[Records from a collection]

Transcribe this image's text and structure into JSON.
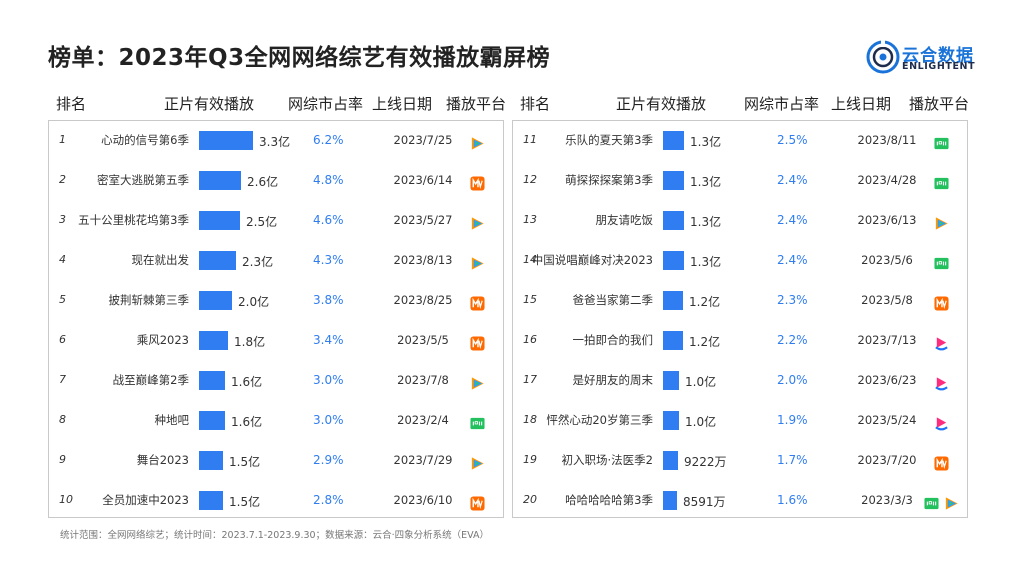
{
  "title": "榜单：2023年Q3全网网络综艺有效播放霸屏榜",
  "logo": {
    "cn": "云合数据",
    "en": "ENLIGHTENT"
  },
  "headers": {
    "left": [
      "排名",
      "正片有效播放",
      "网综市占率",
      "上线日期",
      "播放平台"
    ],
    "right": [
      "排名",
      "正片有效播放",
      "网综市占率",
      "上线日期",
      "播放平台"
    ]
  },
  "platform_icons": {
    "tencent": "tencent-video-icon",
    "mango": "mango-tv-icon",
    "iqiyi": "iqiyi-icon",
    "youku": "youku-icon"
  },
  "colors": {
    "bar": "#2f7df0",
    "share": "#2f7df0",
    "tencent_orange": "#ff9900",
    "tencent_blue": "#2f9bff",
    "tencent_green": "#2dc76d",
    "mango": "#ff6a00",
    "iqiyi": "#22c15e",
    "youku_pink": "#ff2b7e",
    "youku_blue": "#1f72f5"
  },
  "chart_data": {
    "type": "bar",
    "unit_note": "正片有效播放（亿）",
    "categories": [
      "心动的信号第6季",
      "密室大逃脱第五季",
      "五十公里桃花坞第3季",
      "现在就出发",
      "披荆斩棘第三季",
      "乘风2023",
      "战至巅峰第2季",
      "种地吧",
      "舞台2023",
      "全员加速中2023",
      "乐队的夏天第3季",
      "萌探探探案第3季",
      "朋友请吃饭",
      "中国说唱巅峰对决2023",
      "爸爸当家第二季",
      "一拍即合的我们",
      "是好朋友的周末",
      "怦然心动20岁第三季",
      "初入职场·法医季2",
      "哈哈哈哈哈第3季"
    ],
    "values": [
      3.3,
      2.6,
      2.5,
      2.3,
      2.0,
      1.8,
      1.6,
      1.6,
      1.5,
      1.5,
      1.3,
      1.3,
      1.3,
      1.3,
      1.2,
      1.2,
      1.0,
      1.0,
      0.9222,
      0.8591
    ],
    "rows": [
      {
        "rank": "1",
        "name": "心动的信号第6季",
        "value": 3.3,
        "label": "3.3亿",
        "share": "6.2%",
        "date": "2023/7/25",
        "platforms": [
          "tencent"
        ]
      },
      {
        "rank": "2",
        "name": "密室大逃脱第五季",
        "value": 2.6,
        "label": "2.6亿",
        "share": "4.8%",
        "date": "2023/6/14",
        "platforms": [
          "mango"
        ]
      },
      {
        "rank": "3",
        "name": "五十公里桃花坞第3季",
        "value": 2.5,
        "label": "2.5亿",
        "share": "4.6%",
        "date": "2023/5/27",
        "platforms": [
          "tencent"
        ]
      },
      {
        "rank": "4",
        "name": "现在就出发",
        "value": 2.3,
        "label": "2.3亿",
        "share": "4.3%",
        "date": "2023/8/13",
        "platforms": [
          "tencent"
        ]
      },
      {
        "rank": "5",
        "name": "披荆斩棘第三季",
        "value": 2.0,
        "label": "2.0亿",
        "share": "3.8%",
        "date": "2023/8/25",
        "platforms": [
          "mango"
        ]
      },
      {
        "rank": "6",
        "name": "乘风2023",
        "value": 1.8,
        "label": "1.8亿",
        "share": "3.4%",
        "date": "2023/5/5",
        "platforms": [
          "mango"
        ]
      },
      {
        "rank": "7",
        "name": "战至巅峰第2季",
        "value": 1.6,
        "label": "1.6亿",
        "share": "3.0%",
        "date": "2023/7/8",
        "platforms": [
          "tencent"
        ]
      },
      {
        "rank": "8",
        "name": "种地吧",
        "value": 1.6,
        "label": "1.6亿",
        "share": "3.0%",
        "date": "2023/2/4",
        "platforms": [
          "iqiyi"
        ]
      },
      {
        "rank": "9",
        "name": "舞台2023",
        "value": 1.5,
        "label": "1.5亿",
        "share": "2.9%",
        "date": "2023/7/29",
        "platforms": [
          "tencent"
        ]
      },
      {
        "rank": "10",
        "name": "全员加速中2023",
        "value": 1.5,
        "label": "1.5亿",
        "share": "2.8%",
        "date": "2023/6/10",
        "platforms": [
          "mango"
        ]
      },
      {
        "rank": "11",
        "name": "乐队的夏天第3季",
        "value": 1.3,
        "label": "1.3亿",
        "share": "2.5%",
        "date": "2023/8/11",
        "platforms": [
          "iqiyi"
        ]
      },
      {
        "rank": "12",
        "name": "萌探探探案第3季",
        "value": 1.3,
        "label": "1.3亿",
        "share": "2.4%",
        "date": "2023/4/28",
        "platforms": [
          "iqiyi"
        ]
      },
      {
        "rank": "13",
        "name": "朋友请吃饭",
        "value": 1.3,
        "label": "1.3亿",
        "share": "2.4%",
        "date": "2023/6/13",
        "platforms": [
          "tencent"
        ]
      },
      {
        "rank": "14",
        "name": "中国说唱巅峰对决2023",
        "value": 1.3,
        "label": "1.3亿",
        "share": "2.4%",
        "date": "2023/5/6",
        "platforms": [
          "iqiyi"
        ]
      },
      {
        "rank": "15",
        "name": "爸爸当家第二季",
        "value": 1.2,
        "label": "1.2亿",
        "share": "2.3%",
        "date": "2023/5/8",
        "platforms": [
          "mango"
        ]
      },
      {
        "rank": "16",
        "name": "一拍即合的我们",
        "value": 1.2,
        "label": "1.2亿",
        "share": "2.2%",
        "date": "2023/7/13",
        "platforms": [
          "youku"
        ]
      },
      {
        "rank": "17",
        "name": "是好朋友的周末",
        "value": 1.0,
        "label": "1.0亿",
        "share": "2.0%",
        "date": "2023/6/23",
        "platforms": [
          "youku"
        ]
      },
      {
        "rank": "18",
        "name": "怦然心动20岁第三季",
        "value": 1.0,
        "label": "1.0亿",
        "share": "1.9%",
        "date": "2023/5/24",
        "platforms": [
          "youku"
        ]
      },
      {
        "rank": "19",
        "name": "初入职场·法医季2",
        "value": 0.9222,
        "label": "9222万",
        "share": "1.7%",
        "date": "2023/7/20",
        "platforms": [
          "mango"
        ]
      },
      {
        "rank": "20",
        "name": "哈哈哈哈哈第3季",
        "value": 0.8591,
        "label": "8591万",
        "share": "1.6%",
        "date": "2023/3/3",
        "platforms": [
          "iqiyi",
          "tencent"
        ]
      }
    ]
  },
  "footer": "统计范围：全网网络综艺；统计时间：2023.7.1-2023.9.30；数据来源：云合·四象分析系统（EVA）"
}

[EXERCISE AIM]
Copy out the listing exactly as it stands, but not the pictures.

[OUTPUT FOR THIS EXERCISE]
Transcribe this image's text and structure into JSON.
{
  "title": "榜单：2023年Q3全网网络综艺有效播放霸屏榜",
  "logo": {
    "cn": "云合数据",
    "en": "ENLIGHTENT"
  },
  "headers": {
    "left": [
      "排名",
      "正片有效播放",
      "网综市占率",
      "上线日期",
      "播放平台"
    ],
    "right": [
      "排名",
      "正片有效播放",
      "网综市占率",
      "上线日期",
      "播放平台"
    ]
  },
  "platform_icons": {
    "tencent": "tencent-video-icon",
    "mango": "mango-tv-icon",
    "iqiyi": "iqiyi-icon",
    "youku": "youku-icon"
  },
  "colors": {
    "bar": "#2f7df0",
    "share": "#2f7df0",
    "tencent_orange": "#ff9900",
    "tencent_blue": "#2f9bff",
    "tencent_green": "#2dc76d",
    "mango": "#ff6a00",
    "iqiyi": "#22c15e",
    "youku_pink": "#ff2b7e",
    "youku_blue": "#1f72f5"
  },
  "chart_data": {
    "type": "bar",
    "unit_note": "正片有效播放（亿）",
    "categories": [
      "心动的信号第6季",
      "密室大逃脱第五季",
      "五十公里桃花坞第3季",
      "现在就出发",
      "披荆斩棘第三季",
      "乘风2023",
      "战至巅峰第2季",
      "种地吧",
      "舞台2023",
      "全员加速中2023",
      "乐队的夏天第3季",
      "萌探探探案第3季",
      "朋友请吃饭",
      "中国说唱巅峰对决2023",
      "爸爸当家第二季",
      "一拍即合的我们",
      "是好朋友的周末",
      "怦然心动20岁第三季",
      "初入职场·法医季2",
      "哈哈哈哈哈第3季"
    ],
    "values": [
      3.3,
      2.6,
      2.5,
      2.3,
      2.0,
      1.8,
      1.6,
      1.6,
      1.5,
      1.5,
      1.3,
      1.3,
      1.3,
      1.3,
      1.2,
      1.2,
      1.0,
      1.0,
      0.9222,
      0.8591
    ],
    "rows": [
      {
        "rank": "1",
        "name": "心动的信号第6季",
        "value": 3.3,
        "label": "3.3亿",
        "share": "6.2%",
        "date": "2023/7/25",
        "platforms": [
          "tencent"
        ]
      },
      {
        "rank": "2",
        "name": "密室大逃脱第五季",
        "value": 2.6,
        "label": "2.6亿",
        "share": "4.8%",
        "date": "2023/6/14",
        "platforms": [
          "mango"
        ]
      },
      {
        "rank": "3",
        "name": "五十公里桃花坞第3季",
        "value": 2.5,
        "label": "2.5亿",
        "share": "4.6%",
        "date": "2023/5/27",
        "platforms": [
          "tencent"
        ]
      },
      {
        "rank": "4",
        "name": "现在就出发",
        "value": 2.3,
        "label": "2.3亿",
        "share": "4.3%",
        "date": "2023/8/13",
        "platforms": [
          "tencent"
        ]
      },
      {
        "rank": "5",
        "name": "披荆斩棘第三季",
        "value": 2.0,
        "label": "2.0亿",
        "share": "3.8%",
        "date": "2023/8/25",
        "platforms": [
          "mango"
        ]
      },
      {
        "rank": "6",
        "name": "乘风2023",
        "value": 1.8,
        "label": "1.8亿",
        "share": "3.4%",
        "date": "2023/5/5",
        "platforms": [
          "mango"
        ]
      },
      {
        "rank": "7",
        "name": "战至巅峰第2季",
        "value": 1.6,
        "label": "1.6亿",
        "share": "3.0%",
        "date": "2023/7/8",
        "platforms": [
          "tencent"
        ]
      },
      {
        "rank": "8",
        "name": "种地吧",
        "value": 1.6,
        "label": "1.6亿",
        "share": "3.0%",
        "date": "2023/2/4",
        "platforms": [
          "iqiyi"
        ]
      },
      {
        "rank": "9",
        "name": "舞台2023",
        "value": 1.5,
        "label": "1.5亿",
        "share": "2.9%",
        "date": "2023/7/29",
        "platforms": [
          "tencent"
        ]
      },
      {
        "rank": "10",
        "name": "全员加速中2023",
        "value": 1.5,
        "label": "1.5亿",
        "share": "2.8%",
        "date": "2023/6/10",
        "platforms": [
          "mango"
        ]
      },
      {
        "rank": "11",
        "name": "乐队的夏天第3季",
        "value": 1.3,
        "label": "1.3亿",
        "share": "2.5%",
        "date": "2023/8/11",
        "platforms": [
          "iqiyi"
        ]
      },
      {
        "rank": "12",
        "name": "萌探探探案第3季",
        "value": 1.3,
        "label": "1.3亿",
        "share": "2.4%",
        "date": "2023/4/28",
        "platforms": [
          "iqiyi"
        ]
      },
      {
        "rank": "13",
        "name": "朋友请吃饭",
        "value": 1.3,
        "label": "1.3亿",
        "share": "2.4%",
        "date": "2023/6/13",
        "platforms": [
          "tencent"
        ]
      },
      {
        "rank": "14",
        "name": "中国说唱巅峰对决2023",
        "value": 1.3,
        "label": "1.3亿",
        "share": "2.4%",
        "date": "2023/5/6",
        "platforms": [
          "iqiyi"
        ]
      },
      {
        "rank": "15",
        "name": "爸爸当家第二季",
        "value": 1.2,
        "label": "1.2亿",
        "share": "2.3%",
        "date": "2023/5/8",
        "platforms": [
          "mango"
        ]
      },
      {
        "rank": "16",
        "name": "一拍即合的我们",
        "value": 1.2,
        "label": "1.2亿",
        "share": "2.2%",
        "date": "2023/7/13",
        "platforms": [
          "youku"
        ]
      },
      {
        "rank": "17",
        "name": "是好朋友的周末",
        "value": 1.0,
        "label": "1.0亿",
        "share": "2.0%",
        "date": "2023/6/23",
        "platforms": [
          "youku"
        ]
      },
      {
        "rank": "18",
        "name": "怦然心动20岁第三季",
        "value": 1.0,
        "label": "1.0亿",
        "share": "1.9%",
        "date": "2023/5/24",
        "platforms": [
          "youku"
        ]
      },
      {
        "rank": "19",
        "name": "初入职场·法医季2",
        "value": 0.9222,
        "label": "9222万",
        "share": "1.7%",
        "date": "2023/7/20",
        "platforms": [
          "mango"
        ]
      },
      {
        "rank": "20",
        "name": "哈哈哈哈哈第3季",
        "value": 0.8591,
        "label": "8591万",
        "share": "1.6%",
        "date": "2023/3/3",
        "platforms": [
          "iqiyi",
          "tencent"
        ]
      }
    ]
  },
  "footer": "统计范围：全网网络综艺；统计时间：2023.7.1-2023.9.30；数据来源：云合·四象分析系统（EVA）"
}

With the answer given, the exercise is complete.